__EXERCISE INSTRUCTIONS__:
Go through the listing and write out all of it exactly.

__PROVIDED RECORDS__:
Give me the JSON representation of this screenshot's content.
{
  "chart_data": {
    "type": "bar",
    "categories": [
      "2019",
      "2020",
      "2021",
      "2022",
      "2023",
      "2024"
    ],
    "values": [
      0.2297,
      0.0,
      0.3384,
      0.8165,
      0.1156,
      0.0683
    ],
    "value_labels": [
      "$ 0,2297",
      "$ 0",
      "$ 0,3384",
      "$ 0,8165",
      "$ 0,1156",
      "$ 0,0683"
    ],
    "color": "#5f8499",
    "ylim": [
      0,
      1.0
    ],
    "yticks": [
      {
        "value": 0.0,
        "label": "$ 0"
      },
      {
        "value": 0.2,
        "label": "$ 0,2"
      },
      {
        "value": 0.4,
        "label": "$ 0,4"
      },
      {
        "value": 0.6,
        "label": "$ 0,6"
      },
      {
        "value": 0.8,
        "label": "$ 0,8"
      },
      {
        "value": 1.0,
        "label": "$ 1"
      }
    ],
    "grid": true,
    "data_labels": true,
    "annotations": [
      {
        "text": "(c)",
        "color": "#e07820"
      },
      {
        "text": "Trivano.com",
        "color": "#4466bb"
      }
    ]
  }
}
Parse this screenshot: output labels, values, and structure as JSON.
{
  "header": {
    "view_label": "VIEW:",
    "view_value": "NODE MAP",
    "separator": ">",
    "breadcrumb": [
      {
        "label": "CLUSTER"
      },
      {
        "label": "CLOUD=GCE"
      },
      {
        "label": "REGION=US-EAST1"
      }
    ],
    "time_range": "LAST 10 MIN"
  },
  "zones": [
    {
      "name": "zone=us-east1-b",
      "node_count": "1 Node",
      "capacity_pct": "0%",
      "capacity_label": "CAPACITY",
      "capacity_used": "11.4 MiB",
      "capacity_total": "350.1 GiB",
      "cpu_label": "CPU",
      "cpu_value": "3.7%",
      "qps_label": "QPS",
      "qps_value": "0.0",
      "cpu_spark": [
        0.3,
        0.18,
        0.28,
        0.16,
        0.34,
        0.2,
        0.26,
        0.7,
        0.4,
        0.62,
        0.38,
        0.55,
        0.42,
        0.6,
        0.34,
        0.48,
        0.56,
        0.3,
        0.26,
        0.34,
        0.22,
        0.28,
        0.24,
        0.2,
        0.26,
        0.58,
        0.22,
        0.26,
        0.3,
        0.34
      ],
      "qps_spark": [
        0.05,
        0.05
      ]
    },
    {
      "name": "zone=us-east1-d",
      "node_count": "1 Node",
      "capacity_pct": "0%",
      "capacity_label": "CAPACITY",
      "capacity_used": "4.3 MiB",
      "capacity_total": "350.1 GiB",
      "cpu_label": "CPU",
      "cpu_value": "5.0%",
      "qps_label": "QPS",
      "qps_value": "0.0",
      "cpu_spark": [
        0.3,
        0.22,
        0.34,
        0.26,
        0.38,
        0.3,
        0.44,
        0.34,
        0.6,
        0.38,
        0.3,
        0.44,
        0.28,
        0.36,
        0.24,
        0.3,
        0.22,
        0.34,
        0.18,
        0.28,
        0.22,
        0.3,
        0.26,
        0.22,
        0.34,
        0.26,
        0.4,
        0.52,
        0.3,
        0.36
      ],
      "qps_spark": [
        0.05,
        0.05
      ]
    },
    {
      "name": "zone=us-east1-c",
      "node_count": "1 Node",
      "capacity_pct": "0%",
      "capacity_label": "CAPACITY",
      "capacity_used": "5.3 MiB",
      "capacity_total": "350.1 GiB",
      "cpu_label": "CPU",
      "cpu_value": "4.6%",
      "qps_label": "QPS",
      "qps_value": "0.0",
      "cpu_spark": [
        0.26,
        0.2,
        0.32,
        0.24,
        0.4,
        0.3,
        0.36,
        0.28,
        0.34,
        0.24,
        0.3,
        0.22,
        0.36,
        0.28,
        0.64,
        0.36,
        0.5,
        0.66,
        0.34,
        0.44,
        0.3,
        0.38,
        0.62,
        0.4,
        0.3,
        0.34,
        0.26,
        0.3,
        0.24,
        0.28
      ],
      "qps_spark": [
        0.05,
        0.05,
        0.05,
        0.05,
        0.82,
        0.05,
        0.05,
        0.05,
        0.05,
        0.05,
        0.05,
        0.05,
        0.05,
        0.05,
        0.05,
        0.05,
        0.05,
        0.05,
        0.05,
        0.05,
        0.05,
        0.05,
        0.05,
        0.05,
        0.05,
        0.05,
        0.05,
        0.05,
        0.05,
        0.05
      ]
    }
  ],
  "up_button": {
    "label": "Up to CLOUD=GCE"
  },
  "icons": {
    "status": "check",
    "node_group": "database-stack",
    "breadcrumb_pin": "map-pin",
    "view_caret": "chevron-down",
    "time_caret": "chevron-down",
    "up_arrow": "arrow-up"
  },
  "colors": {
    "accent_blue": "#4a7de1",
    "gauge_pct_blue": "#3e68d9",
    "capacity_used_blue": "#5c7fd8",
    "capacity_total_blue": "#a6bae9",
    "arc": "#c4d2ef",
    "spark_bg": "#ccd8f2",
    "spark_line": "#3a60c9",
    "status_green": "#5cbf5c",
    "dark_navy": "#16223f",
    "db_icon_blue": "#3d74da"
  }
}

__OUTPUT OF THE TASK__:
Give me the JSON representation of this screenshot's content.
{
  "chart_data": {
    "type": "bar",
    "categories": [
      "2019",
      "2020",
      "2021",
      "2022",
      "2023",
      "2024"
    ],
    "values": [
      0.2297,
      0.0,
      0.3384,
      0.8165,
      0.1156,
      0.0683
    ],
    "value_labels": [
      "$ 0,2297",
      "$ 0",
      "$ 0,3384",
      "$ 0,8165",
      "$ 0,1156",
      "$ 0,0683"
    ],
    "color": "#5f8499",
    "ylim": [
      0,
      1.0
    ],
    "yticks": [
      {
        "value": 0.0,
        "label": "$ 0"
      },
      {
        "value": 0.2,
        "label": "$ 0,2"
      },
      {
        "value": 0.4,
        "label": "$ 0,4"
      },
      {
        "value": 0.6,
        "label": "$ 0,6"
      },
      {
        "value": 0.8,
        "label": "$ 0,8"
      },
      {
        "value": 1.0,
        "label": "$ 1"
      }
    ],
    "grid": true,
    "data_labels": true,
    "annotations": [
      {
        "text": "(c)",
        "color": "#e07820"
      },
      {
        "text": "Trivano.com",
        "color": "#4466bb"
      }
    ]
  }
}
Parse this screenshot: output labels, values, and structure as JSON.
{
  "header": {
    "view_label": "VIEW:",
    "view_value": "NODE MAP",
    "separator": ">",
    "breadcrumb": [
      {
        "label": "CLUSTER"
      },
      {
        "label": "CLOUD=GCE"
      },
      {
        "label": "REGION=US-EAST1"
      }
    ],
    "time_range": "LAST 10 MIN"
  },
  "zones": [
    {
      "name": "zone=us-east1-b",
      "node_count": "1 Node",
      "capacity_pct": "0%",
      "capacity_label": "CAPACITY",
      "capacity_used": "11.4 MiB",
      "capacity_total": "350.1 GiB",
      "cpu_label": "CPU",
      "cpu_value": "3.7%",
      "qps_label": "QPS",
      "qps_value": "0.0",
      "cpu_spark": [
        0.3,
        0.18,
        0.28,
        0.16,
        0.34,
        0.2,
        0.26,
        0.7,
        0.4,
        0.62,
        0.38,
        0.55,
        0.42,
        0.6,
        0.34,
        0.48,
        0.56,
        0.3,
        0.26,
        0.34,
        0.22,
        0.28,
        0.24,
        0.2,
        0.26,
        0.58,
        0.22,
        0.26,
        0.3,
        0.34
      ],
      "qps_spark": [
        0.05,
        0.05
      ]
    },
    {
      "name": "zone=us-east1-d",
      "node_count": "1 Node",
      "capacity_pct": "0%",
      "capacity_label": "CAPACITY",
      "capacity_used": "4.3 MiB",
      "capacity_total": "350.1 GiB",
      "cpu_label": "CPU",
      "cpu_value": "5.0%",
      "qps_label": "QPS",
      "qps_value": "0.0",
      "cpu_spark": [
        0.3,
        0.22,
        0.34,
        0.26,
        0.38,
        0.3,
        0.44,
        0.34,
        0.6,
        0.38,
        0.3,
        0.44,
        0.28,
        0.36,
        0.24,
        0.3,
        0.22,
        0.34,
        0.18,
        0.28,
        0.22,
        0.3,
        0.26,
        0.22,
        0.34,
        0.26,
        0.4,
        0.52,
        0.3,
        0.36
      ],
      "qps_spark": [
        0.05,
        0.05
      ]
    },
    {
      "name": "zone=us-east1-c",
      "node_count": "1 Node",
      "capacity_pct": "0%",
      "capacity_label": "CAPACITY",
      "capacity_used": "5.3 MiB",
      "capacity_total": "350.1 GiB",
      "cpu_label": "CPU",
      "cpu_value": "4.6%",
      "qps_label": "QPS",
      "qps_value": "0.0",
      "cpu_spark": [
        0.26,
        0.2,
        0.32,
        0.24,
        0.4,
        0.3,
        0.36,
        0.28,
        0.34,
        0.24,
        0.3,
        0.22,
        0.36,
        0.28,
        0.64,
        0.36,
        0.5,
        0.66,
        0.34,
        0.44,
        0.3,
        0.38,
        0.62,
        0.4,
        0.3,
        0.34,
        0.26,
        0.3,
        0.24,
        0.28
      ],
      "qps_spark": [
        0.05,
        0.05,
        0.05,
        0.05,
        0.82,
        0.05,
        0.05,
        0.05,
        0.05,
        0.05,
        0.05,
        0.05,
        0.05,
        0.05,
        0.05,
        0.05,
        0.05,
        0.05,
        0.05,
        0.05,
        0.05,
        0.05,
        0.05,
        0.05,
        0.05,
        0.05,
        0.05,
        0.05,
        0.05,
        0.05
      ]
    }
  ],
  "up_button": {
    "label": "Up to CLOUD=GCE"
  },
  "icons": {
    "status": "check",
    "node_group": "database-stack",
    "breadcrumb_pin": "map-pin",
    "view_caret": "chevron-down",
    "time_caret": "chevron-down",
    "up_arrow": "arrow-up"
  },
  "colors": {
    "accent_blue": "#4a7de1",
    "gauge_pct_blue": "#3e68d9",
    "capacity_used_blue": "#5c7fd8",
    "capacity_total_blue": "#a6bae9",
    "arc": "#c4d2ef",
    "spark_bg": "#ccd8f2",
    "spark_line": "#3a60c9",
    "status_green": "#5cbf5c",
    "dark_navy": "#16223f",
    "db_icon_blue": "#3d74da"
  }
}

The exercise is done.